◆ DOCUMENT SEGMENT:
┌────────
Fast Approximate CoSimRanks via Random Projections
Renchi Yang, Xiaokui Xiao
TL;DR
This work tackles the expensive problem of all-pairs CoSimRank computation by introducing RPCS, a randomized algorithm that projects the $n\times n$ random-walk matrix into $n\times d$ using Johnson-Lindenstrauss-type random projections. By iteratively accumulating low-rank factors via updates $\mathbf{H}^{(k)}=\sqrt{c}\,\mathbf{P}\mathbf{H}^{(k-1)}$ and $\widehat{\mathbf{S}}=\mathbf{I}+\sum_k \mathbf{H}^{(k)}(\mathbf{H}^{(k)})^{\top}$, RPCS achieves an $ε$-accurate approximation for all entries with high probability, while reducing the per-iteration cost to $O(n^2d)$ and overall time to $O\left(\min\left\{\frac{n^2\ln n}{ε^2}\ln\frac{1}{ε},\,n^3\ln\frac{1}{ε}\right\}\right)$. The method is backed by a theoretical error bound via inner-product preservation and a procedure to select a projection dimension $d$ and parameter $δ$ to optimize runtime. Empirical results on six real graphs demonstrate substantial speedups over state-of-the-art methods, enabling ε-approximate all-pairs CoSimRank queries on large datasets such as a million-edge Twitter graph on a single commodity server.
└────────
◆ WHAT YOU NEED TO DO:
Carry on the CoSimRank summary from the point where it stops. The records have nothing to do with this.

◆ INFORMATION GIVEN:
┌────────
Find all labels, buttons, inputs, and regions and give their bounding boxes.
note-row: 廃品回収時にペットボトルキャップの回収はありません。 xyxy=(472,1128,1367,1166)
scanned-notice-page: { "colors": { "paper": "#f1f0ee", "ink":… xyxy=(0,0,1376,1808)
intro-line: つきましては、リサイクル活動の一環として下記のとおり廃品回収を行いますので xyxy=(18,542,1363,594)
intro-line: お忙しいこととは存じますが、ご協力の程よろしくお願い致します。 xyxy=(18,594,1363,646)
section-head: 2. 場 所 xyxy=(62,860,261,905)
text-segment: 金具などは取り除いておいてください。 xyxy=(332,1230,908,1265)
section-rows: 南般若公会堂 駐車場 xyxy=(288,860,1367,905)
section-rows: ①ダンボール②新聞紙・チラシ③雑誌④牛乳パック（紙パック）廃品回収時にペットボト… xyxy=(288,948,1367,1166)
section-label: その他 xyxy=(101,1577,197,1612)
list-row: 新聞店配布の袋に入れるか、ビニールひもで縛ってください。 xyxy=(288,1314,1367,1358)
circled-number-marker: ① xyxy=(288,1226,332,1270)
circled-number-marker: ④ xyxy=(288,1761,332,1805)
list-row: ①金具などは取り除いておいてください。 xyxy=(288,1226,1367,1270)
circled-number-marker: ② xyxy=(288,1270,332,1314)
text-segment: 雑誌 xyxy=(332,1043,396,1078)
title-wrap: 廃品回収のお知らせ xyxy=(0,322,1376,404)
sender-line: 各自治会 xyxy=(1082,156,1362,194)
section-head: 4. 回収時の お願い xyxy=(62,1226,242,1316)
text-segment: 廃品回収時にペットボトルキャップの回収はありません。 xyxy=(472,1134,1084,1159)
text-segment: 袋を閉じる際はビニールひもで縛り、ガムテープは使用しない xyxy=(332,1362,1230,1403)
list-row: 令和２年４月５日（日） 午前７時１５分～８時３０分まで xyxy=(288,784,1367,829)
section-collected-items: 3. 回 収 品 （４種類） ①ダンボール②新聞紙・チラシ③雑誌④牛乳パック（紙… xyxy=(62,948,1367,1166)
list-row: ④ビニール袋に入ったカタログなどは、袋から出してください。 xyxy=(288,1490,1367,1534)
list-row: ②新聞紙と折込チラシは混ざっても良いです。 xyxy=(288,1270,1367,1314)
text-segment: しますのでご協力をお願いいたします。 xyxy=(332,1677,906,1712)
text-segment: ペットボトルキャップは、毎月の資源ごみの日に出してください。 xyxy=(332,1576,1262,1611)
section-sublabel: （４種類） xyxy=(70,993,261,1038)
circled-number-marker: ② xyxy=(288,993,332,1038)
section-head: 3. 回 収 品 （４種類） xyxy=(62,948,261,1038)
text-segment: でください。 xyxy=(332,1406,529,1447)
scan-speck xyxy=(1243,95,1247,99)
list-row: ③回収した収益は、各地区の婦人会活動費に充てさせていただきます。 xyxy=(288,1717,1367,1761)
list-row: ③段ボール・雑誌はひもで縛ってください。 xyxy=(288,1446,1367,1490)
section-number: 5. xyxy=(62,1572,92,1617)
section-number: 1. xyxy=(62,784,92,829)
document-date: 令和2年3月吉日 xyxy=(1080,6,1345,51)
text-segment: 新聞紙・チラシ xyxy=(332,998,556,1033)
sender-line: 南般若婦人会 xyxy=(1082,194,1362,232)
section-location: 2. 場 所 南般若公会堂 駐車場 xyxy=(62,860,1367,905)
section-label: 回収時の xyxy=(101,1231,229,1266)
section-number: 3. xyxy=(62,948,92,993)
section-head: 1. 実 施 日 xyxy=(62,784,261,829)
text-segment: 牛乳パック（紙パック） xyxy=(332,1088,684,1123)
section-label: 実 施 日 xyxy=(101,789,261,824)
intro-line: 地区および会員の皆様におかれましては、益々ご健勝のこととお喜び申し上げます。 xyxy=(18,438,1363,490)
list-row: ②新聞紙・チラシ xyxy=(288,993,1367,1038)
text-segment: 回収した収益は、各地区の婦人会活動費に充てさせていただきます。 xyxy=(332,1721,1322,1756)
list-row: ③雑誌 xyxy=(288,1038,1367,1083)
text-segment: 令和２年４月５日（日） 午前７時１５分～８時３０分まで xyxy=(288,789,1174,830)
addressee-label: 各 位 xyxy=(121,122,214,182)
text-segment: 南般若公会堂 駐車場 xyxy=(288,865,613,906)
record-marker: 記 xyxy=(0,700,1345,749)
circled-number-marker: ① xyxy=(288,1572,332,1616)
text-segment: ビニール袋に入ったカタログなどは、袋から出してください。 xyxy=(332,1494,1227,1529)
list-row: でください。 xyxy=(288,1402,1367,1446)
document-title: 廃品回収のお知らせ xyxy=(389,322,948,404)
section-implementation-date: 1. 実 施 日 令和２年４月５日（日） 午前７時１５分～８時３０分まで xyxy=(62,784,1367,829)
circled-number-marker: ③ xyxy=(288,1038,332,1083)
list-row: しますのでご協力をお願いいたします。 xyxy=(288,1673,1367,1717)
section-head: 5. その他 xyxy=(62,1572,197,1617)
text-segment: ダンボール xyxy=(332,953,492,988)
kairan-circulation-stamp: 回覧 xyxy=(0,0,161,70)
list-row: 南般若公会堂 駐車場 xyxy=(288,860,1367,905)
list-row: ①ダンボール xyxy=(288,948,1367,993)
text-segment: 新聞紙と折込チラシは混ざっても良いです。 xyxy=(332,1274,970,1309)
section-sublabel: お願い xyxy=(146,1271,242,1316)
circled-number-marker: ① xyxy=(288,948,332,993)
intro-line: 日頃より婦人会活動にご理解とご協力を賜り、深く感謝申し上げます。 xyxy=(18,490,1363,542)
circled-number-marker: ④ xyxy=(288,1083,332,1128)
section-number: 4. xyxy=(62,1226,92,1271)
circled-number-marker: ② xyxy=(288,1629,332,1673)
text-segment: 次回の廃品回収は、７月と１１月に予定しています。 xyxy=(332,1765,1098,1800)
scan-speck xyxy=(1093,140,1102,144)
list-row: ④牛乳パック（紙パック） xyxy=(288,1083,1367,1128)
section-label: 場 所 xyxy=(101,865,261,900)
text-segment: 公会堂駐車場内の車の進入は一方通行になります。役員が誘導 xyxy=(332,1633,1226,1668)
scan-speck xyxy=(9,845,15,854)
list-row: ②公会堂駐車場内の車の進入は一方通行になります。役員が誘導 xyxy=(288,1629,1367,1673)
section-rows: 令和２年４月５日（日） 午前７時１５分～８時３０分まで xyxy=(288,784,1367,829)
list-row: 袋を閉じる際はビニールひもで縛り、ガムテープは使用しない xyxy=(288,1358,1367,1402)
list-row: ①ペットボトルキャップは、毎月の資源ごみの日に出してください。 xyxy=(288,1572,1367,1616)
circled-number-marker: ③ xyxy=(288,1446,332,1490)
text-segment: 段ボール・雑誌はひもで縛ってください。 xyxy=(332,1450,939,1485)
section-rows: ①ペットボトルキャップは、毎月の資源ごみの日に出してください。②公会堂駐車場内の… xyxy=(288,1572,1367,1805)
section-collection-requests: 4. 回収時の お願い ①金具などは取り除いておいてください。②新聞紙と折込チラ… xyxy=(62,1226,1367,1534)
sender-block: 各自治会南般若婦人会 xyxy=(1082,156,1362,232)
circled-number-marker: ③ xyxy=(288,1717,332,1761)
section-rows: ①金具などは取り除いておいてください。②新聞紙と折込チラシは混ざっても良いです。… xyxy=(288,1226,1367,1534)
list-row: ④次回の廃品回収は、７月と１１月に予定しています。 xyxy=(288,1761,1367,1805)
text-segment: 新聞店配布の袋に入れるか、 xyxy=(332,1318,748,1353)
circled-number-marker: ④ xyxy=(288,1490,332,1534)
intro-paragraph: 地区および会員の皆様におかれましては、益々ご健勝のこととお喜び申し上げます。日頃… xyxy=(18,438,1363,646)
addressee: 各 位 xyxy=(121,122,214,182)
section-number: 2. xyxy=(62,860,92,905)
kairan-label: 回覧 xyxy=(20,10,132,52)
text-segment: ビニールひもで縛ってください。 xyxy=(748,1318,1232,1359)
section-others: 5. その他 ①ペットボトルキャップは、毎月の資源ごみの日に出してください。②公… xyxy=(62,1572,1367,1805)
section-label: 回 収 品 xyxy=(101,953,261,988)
└────────
◆ EXERCISE OUTPUT:
Abstract
Given a graph $G$ with $n$ nodes and two nodes $u,v\in G$, the {\em CoSimRank} value $s(u,v)$ quantifies the similarity between $u$ and $v$ based on graph topology. Compared to SimRank, CoSimRank is shown to be more accurate and effective in many real-world applications, including synonym expansion, lexicon extraction, and entity relatedness in knowledge graphs. The computation of all pairwise CoSimRanks in $G$ is highly expensive and challenging. Existing solutions all focus on devising approximate algorithms for the computation of all pairwise CoSimRanks. To attain a desired absolute accuracy guarantee $ε$, the state-of-the-art approximate algorithm for computing all pairwise CoSimRanks requires $O(n^3\log_2(\ln(\frac{1}ε)))$ time, which is prohibitively expensive even though $ε$ is large. In this paper, we propose \rsim, a fast randomized algorithm for computing all pairwise CoSimRank values. The basic idea of \rsim is to approximate the $n\times n$ matrix multiplications in CoSimRank computation via random projection. Theoretically, \rsim runs in $O(\frac{n^2\ln(n)}{ε^2}\ln(\frac{1}ε))$ time and meanwhile ensures an absolute error of at most $ε$ in each CoSimRank value in $G$ with a high probability. Extensive experiments using six real graphs demonstrate that \rsim is more than orders of magnitude faster than the state of the art. In particular, on a million-edge Twitter graph, \rsim answers the $ε$-approximate ($ε=0.1$) all pairwise CoSimRank query within 4 hours, using a single commodity server, while existing solutions fail to terminate within a day.